## BEGIN Given information
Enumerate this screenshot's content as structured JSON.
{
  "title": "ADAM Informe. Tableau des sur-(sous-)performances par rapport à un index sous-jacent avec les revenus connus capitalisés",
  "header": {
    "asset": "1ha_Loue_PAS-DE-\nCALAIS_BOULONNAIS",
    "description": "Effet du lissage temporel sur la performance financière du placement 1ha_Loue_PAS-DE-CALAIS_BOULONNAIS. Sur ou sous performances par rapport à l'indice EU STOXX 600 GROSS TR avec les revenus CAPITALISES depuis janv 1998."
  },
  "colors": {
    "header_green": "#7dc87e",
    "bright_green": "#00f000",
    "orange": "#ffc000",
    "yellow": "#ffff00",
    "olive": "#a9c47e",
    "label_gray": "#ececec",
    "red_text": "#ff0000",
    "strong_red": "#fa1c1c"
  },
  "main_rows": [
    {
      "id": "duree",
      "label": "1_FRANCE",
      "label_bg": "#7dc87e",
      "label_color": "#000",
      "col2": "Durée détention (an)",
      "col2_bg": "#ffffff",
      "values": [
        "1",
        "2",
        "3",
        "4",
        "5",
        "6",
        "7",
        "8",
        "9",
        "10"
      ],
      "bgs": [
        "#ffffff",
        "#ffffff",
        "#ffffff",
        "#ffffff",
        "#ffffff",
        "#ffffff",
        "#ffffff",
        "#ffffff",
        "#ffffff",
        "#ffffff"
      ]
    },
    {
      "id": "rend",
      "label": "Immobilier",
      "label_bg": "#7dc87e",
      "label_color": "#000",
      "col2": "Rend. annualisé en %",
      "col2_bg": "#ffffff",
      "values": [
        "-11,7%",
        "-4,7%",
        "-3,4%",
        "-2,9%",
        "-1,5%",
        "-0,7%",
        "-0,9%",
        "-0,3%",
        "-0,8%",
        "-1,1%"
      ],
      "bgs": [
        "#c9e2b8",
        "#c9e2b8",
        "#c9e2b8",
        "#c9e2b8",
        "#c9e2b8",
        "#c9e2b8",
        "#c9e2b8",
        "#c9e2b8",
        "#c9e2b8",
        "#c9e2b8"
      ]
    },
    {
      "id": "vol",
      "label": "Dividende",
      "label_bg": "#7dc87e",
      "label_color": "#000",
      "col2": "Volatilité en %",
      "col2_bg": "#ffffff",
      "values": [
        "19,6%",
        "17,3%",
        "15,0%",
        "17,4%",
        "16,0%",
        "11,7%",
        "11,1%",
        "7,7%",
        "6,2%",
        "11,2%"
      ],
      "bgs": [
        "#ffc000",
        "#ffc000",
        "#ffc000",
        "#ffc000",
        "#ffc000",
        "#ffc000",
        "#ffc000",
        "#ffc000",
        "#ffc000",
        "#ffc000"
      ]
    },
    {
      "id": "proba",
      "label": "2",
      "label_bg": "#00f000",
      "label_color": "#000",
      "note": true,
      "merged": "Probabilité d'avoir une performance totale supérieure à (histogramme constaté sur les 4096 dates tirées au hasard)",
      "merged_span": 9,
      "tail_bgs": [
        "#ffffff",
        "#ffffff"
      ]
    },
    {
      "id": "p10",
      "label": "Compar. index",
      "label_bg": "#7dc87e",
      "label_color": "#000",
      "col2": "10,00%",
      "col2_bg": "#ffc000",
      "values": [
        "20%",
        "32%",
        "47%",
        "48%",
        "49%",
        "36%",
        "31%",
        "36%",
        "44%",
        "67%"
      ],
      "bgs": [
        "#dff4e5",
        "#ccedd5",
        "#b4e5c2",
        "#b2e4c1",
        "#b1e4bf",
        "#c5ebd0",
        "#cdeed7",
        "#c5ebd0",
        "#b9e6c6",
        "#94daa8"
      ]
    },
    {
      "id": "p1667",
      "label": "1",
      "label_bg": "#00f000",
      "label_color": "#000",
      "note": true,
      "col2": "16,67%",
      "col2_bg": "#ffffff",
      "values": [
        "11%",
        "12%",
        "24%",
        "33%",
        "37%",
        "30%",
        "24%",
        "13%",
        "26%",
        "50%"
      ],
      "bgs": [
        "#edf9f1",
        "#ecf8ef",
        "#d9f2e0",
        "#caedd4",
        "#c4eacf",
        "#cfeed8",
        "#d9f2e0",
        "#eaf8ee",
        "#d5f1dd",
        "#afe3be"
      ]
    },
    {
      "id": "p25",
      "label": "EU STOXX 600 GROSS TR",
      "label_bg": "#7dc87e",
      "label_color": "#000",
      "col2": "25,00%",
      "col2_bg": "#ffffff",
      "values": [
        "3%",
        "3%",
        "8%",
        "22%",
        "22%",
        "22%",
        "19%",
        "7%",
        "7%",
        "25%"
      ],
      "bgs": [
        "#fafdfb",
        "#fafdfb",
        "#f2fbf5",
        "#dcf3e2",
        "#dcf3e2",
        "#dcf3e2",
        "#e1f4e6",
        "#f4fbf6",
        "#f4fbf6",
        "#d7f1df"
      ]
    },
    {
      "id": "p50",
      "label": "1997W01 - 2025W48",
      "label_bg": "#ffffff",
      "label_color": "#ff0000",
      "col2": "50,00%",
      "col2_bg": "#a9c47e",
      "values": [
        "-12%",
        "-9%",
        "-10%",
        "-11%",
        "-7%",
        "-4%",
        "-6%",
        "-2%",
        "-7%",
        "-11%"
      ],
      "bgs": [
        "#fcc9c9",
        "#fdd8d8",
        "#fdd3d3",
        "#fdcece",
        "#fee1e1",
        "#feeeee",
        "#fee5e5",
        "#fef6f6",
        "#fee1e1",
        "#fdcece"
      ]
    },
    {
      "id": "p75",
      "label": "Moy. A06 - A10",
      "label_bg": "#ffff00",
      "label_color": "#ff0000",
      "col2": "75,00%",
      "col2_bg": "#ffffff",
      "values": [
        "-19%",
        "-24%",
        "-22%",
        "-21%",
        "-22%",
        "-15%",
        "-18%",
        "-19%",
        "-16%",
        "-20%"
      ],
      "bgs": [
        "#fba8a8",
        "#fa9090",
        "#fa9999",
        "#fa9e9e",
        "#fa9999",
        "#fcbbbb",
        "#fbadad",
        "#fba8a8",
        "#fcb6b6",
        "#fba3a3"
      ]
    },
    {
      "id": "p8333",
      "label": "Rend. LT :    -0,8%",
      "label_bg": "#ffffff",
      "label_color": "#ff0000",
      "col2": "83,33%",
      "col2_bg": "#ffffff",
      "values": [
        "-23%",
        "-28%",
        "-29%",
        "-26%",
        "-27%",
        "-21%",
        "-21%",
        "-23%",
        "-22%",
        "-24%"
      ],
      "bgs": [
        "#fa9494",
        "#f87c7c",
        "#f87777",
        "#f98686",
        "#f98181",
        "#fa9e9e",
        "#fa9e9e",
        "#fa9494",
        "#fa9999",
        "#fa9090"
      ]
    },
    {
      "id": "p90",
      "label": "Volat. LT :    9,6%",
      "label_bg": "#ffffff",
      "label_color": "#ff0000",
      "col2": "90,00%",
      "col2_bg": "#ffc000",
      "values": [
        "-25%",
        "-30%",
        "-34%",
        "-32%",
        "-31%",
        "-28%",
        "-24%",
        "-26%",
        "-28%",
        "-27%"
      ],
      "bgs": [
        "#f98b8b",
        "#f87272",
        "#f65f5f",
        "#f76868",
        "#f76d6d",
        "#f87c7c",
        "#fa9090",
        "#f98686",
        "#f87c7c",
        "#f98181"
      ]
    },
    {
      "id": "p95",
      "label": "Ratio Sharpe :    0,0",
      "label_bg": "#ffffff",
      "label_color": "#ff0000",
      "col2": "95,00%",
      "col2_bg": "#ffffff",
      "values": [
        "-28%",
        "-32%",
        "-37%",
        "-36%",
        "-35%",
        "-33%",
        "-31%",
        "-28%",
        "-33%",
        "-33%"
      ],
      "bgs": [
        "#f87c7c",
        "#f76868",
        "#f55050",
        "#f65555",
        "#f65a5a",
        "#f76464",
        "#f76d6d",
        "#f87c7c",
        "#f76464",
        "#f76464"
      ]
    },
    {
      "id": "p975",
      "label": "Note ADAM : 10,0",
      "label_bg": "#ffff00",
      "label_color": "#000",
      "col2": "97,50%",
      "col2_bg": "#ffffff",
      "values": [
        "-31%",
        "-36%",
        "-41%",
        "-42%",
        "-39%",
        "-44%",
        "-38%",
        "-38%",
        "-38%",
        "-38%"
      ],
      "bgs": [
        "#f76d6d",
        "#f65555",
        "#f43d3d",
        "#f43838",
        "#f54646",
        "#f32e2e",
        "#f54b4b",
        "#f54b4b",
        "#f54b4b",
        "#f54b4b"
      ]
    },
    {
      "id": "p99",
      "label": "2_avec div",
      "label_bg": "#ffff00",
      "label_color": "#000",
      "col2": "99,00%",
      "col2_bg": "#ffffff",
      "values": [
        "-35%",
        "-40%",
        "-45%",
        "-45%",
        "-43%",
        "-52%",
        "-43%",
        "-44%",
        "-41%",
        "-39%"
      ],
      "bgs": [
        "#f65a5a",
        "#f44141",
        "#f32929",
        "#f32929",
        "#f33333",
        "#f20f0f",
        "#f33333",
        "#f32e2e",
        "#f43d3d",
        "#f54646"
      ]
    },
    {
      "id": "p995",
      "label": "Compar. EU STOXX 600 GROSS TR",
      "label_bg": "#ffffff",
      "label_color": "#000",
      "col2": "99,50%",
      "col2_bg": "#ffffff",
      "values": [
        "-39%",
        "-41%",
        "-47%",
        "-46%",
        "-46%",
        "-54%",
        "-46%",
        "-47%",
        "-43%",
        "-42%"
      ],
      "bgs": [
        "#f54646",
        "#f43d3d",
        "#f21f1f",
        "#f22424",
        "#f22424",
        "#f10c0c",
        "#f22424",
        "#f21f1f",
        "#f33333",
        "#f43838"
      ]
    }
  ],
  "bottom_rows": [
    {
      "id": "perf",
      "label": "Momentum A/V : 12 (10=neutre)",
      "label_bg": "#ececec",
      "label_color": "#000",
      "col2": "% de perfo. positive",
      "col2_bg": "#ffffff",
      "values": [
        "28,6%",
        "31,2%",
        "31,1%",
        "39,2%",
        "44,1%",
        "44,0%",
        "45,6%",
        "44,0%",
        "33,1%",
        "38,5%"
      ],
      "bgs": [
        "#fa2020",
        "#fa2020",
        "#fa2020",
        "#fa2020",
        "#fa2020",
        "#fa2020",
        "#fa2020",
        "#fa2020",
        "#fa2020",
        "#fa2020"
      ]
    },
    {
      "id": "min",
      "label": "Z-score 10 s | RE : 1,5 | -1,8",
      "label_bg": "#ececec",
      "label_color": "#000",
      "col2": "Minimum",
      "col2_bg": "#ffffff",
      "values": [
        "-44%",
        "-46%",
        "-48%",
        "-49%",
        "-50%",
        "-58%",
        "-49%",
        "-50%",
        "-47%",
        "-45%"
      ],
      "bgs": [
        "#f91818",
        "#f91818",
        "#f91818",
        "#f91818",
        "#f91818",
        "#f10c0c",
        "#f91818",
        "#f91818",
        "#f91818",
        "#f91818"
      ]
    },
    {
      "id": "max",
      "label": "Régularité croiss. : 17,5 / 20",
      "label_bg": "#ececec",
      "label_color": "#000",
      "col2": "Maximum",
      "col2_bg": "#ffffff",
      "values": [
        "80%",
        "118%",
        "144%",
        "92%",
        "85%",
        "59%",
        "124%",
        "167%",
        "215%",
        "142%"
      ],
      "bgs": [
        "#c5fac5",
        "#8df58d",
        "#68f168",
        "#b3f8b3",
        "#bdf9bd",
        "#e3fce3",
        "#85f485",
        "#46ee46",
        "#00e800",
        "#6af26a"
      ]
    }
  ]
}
## END Given information
• Short exercise
What is the number of lines in the listing that contain the string "ADAM"? Reply with that number alone.

• Written answer
2